Given request: Extract all lines that hold "right" from the records below.

Figure contents as structured data:
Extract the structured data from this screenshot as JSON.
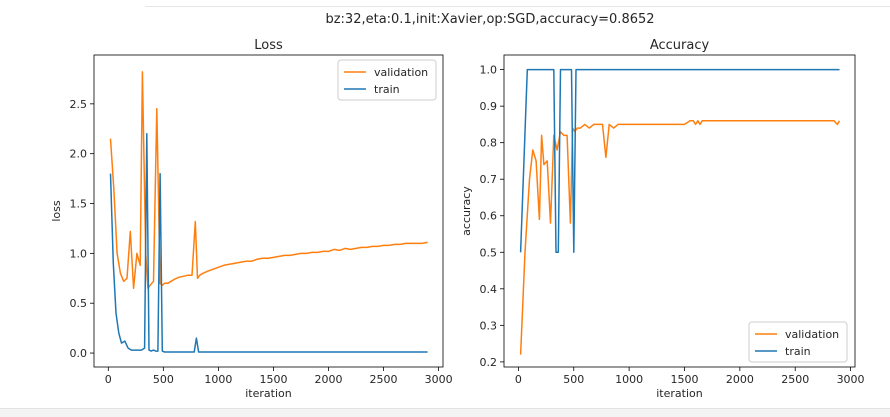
{
  "figure": {
    "suptitle": "bz:32,eta:0.1,init:Xavier,op:SGD,accuracy=0.8652"
  },
  "colors": {
    "validation": "#ff7f0e",
    "train": "#1f77b4",
    "axes": "#000000",
    "legend_border": "#cccccc"
  },
  "chart_data": [
    {
      "type": "line",
      "title": "Loss",
      "xlabel": "iteration",
      "ylabel": "loss",
      "xlim": [
        -130,
        3040
      ],
      "ylim": [
        -0.14,
        2.99
      ],
      "xticks": [
        0,
        500,
        1000,
        1500,
        2000,
        2500,
        3000
      ],
      "yticks": [
        0.0,
        0.5,
        1.0,
        1.5,
        2.0,
        2.5
      ],
      "ytick_labels": [
        "0.0",
        "0.5",
        "1.0",
        "1.5",
        "2.0",
        "2.5"
      ],
      "grid": false,
      "legend": "top-right",
      "series": [
        {
          "name": "validation",
          "color": "#ff7f0e",
          "x": [
            20,
            50,
            80,
            110,
            140,
            170,
            200,
            230,
            260,
            290,
            310,
            340,
            360,
            380,
            410,
            440,
            470,
            490,
            510,
            540,
            570,
            600,
            640,
            680,
            720,
            760,
            790,
            810,
            830,
            860,
            900,
            950,
            1000,
            1050,
            1100,
            1150,
            1200,
            1250,
            1300,
            1350,
            1400,
            1450,
            1500,
            1550,
            1600,
            1650,
            1700,
            1750,
            1800,
            1850,
            1900,
            1950,
            2000,
            2050,
            2100,
            2150,
            2200,
            2250,
            2300,
            2350,
            2400,
            2450,
            2500,
            2550,
            2600,
            2650,
            2700,
            2750,
            2800,
            2850,
            2900
          ],
          "values": [
            2.15,
            1.65,
            1.0,
            0.8,
            0.72,
            0.75,
            1.22,
            0.65,
            1.0,
            0.88,
            2.82,
            1.0,
            0.65,
            0.68,
            0.72,
            2.45,
            0.7,
            0.68,
            0.7,
            0.7,
            0.72,
            0.74,
            0.76,
            0.77,
            0.78,
            0.78,
            1.32,
            0.75,
            0.78,
            0.8,
            0.82,
            0.84,
            0.86,
            0.88,
            0.89,
            0.9,
            0.91,
            0.92,
            0.92,
            0.94,
            0.95,
            0.95,
            0.96,
            0.97,
            0.98,
            0.98,
            0.99,
            1.0,
            1.0,
            1.01,
            1.01,
            1.02,
            1.02,
            1.04,
            1.03,
            1.05,
            1.04,
            1.05,
            1.06,
            1.06,
            1.07,
            1.07,
            1.08,
            1.08,
            1.09,
            1.09,
            1.1,
            1.1,
            1.1,
            1.1,
            1.11
          ]
        },
        {
          "name": "train",
          "color": "#1f77b4",
          "x": [
            20,
            45,
            70,
            95,
            120,
            150,
            180,
            210,
            240,
            270,
            300,
            330,
            350,
            370,
            390,
            410,
            430,
            450,
            470,
            490,
            510,
            540,
            600,
            700,
            780,
            800,
            820,
            850,
            900,
            1000,
            1500,
            2000,
            2500,
            2900
          ],
          "values": [
            1.8,
            0.9,
            0.4,
            0.2,
            0.1,
            0.12,
            0.05,
            0.03,
            0.03,
            0.03,
            0.03,
            0.05,
            2.2,
            0.03,
            0.02,
            0.03,
            0.02,
            0.02,
            1.8,
            0.02,
            0.01,
            0.01,
            0.01,
            0.01,
            0.01,
            0.15,
            0.01,
            0.01,
            0.01,
            0.01,
            0.01,
            0.01,
            0.01,
            0.01
          ]
        }
      ]
    },
    {
      "type": "line",
      "title": "Accuracy",
      "xlabel": "iteration",
      "ylabel": "accuracy",
      "xlim": [
        -130,
        3040
      ],
      "ylim": [
        0.186,
        1.04
      ],
      "xticks": [
        0,
        500,
        1000,
        1500,
        2000,
        2500,
        3000
      ],
      "yticks": [
        0.2,
        0.3,
        0.4,
        0.5,
        0.6,
        0.7,
        0.8,
        0.9,
        1.0
      ],
      "ytick_labels": [
        "0.2",
        "0.3",
        "0.4",
        "0.5",
        "0.6",
        "0.7",
        "0.8",
        "0.9",
        "1.0"
      ],
      "grid": false,
      "legend": "bottom-right",
      "series": [
        {
          "name": "validation",
          "color": "#ff7f0e",
          "x": [
            20,
            60,
            100,
            130,
            160,
            190,
            210,
            230,
            260,
            290,
            320,
            350,
            380,
            410,
            440,
            470,
            490,
            510,
            530,
            560,
            600,
            640,
            680,
            720,
            760,
            790,
            820,
            860,
            900,
            1000,
            1200,
            1500,
            1550,
            1580,
            1600,
            1620,
            1640,
            1660,
            1680,
            1700,
            1750,
            2000,
            2500,
            2850,
            2880,
            2900
          ],
          "values": [
            0.22,
            0.5,
            0.7,
            0.78,
            0.75,
            0.59,
            0.82,
            0.74,
            0.75,
            0.58,
            0.82,
            0.78,
            0.83,
            0.82,
            0.82,
            0.58,
            0.84,
            0.83,
            0.84,
            0.84,
            0.85,
            0.84,
            0.85,
            0.85,
            0.85,
            0.76,
            0.85,
            0.84,
            0.85,
            0.85,
            0.85,
            0.85,
            0.86,
            0.86,
            0.85,
            0.86,
            0.85,
            0.86,
            0.86,
            0.86,
            0.86,
            0.86,
            0.86,
            0.86,
            0.85,
            0.86
          ]
        },
        {
          "name": "train",
          "color": "#1f77b4",
          "x": [
            20,
            80,
            130,
            180,
            240,
            290,
            320,
            340,
            360,
            380,
            400,
            420,
            440,
            460,
            480,
            500,
            520,
            560,
            700,
            1000,
            1500,
            2000,
            2500,
            2900
          ],
          "values": [
            0.5,
            1.0,
            1.0,
            1.0,
            1.0,
            1.0,
            1.0,
            0.5,
            0.5,
            1.0,
            1.0,
            1.0,
            1.0,
            1.0,
            1.0,
            0.5,
            1.0,
            1.0,
            1.0,
            1.0,
            1.0,
            1.0,
            1.0,
            1.0
          ]
        }
      ]
    }
  ]
}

Solution for this task:
      "legend": "top-right",
      "legend": "bottom-right",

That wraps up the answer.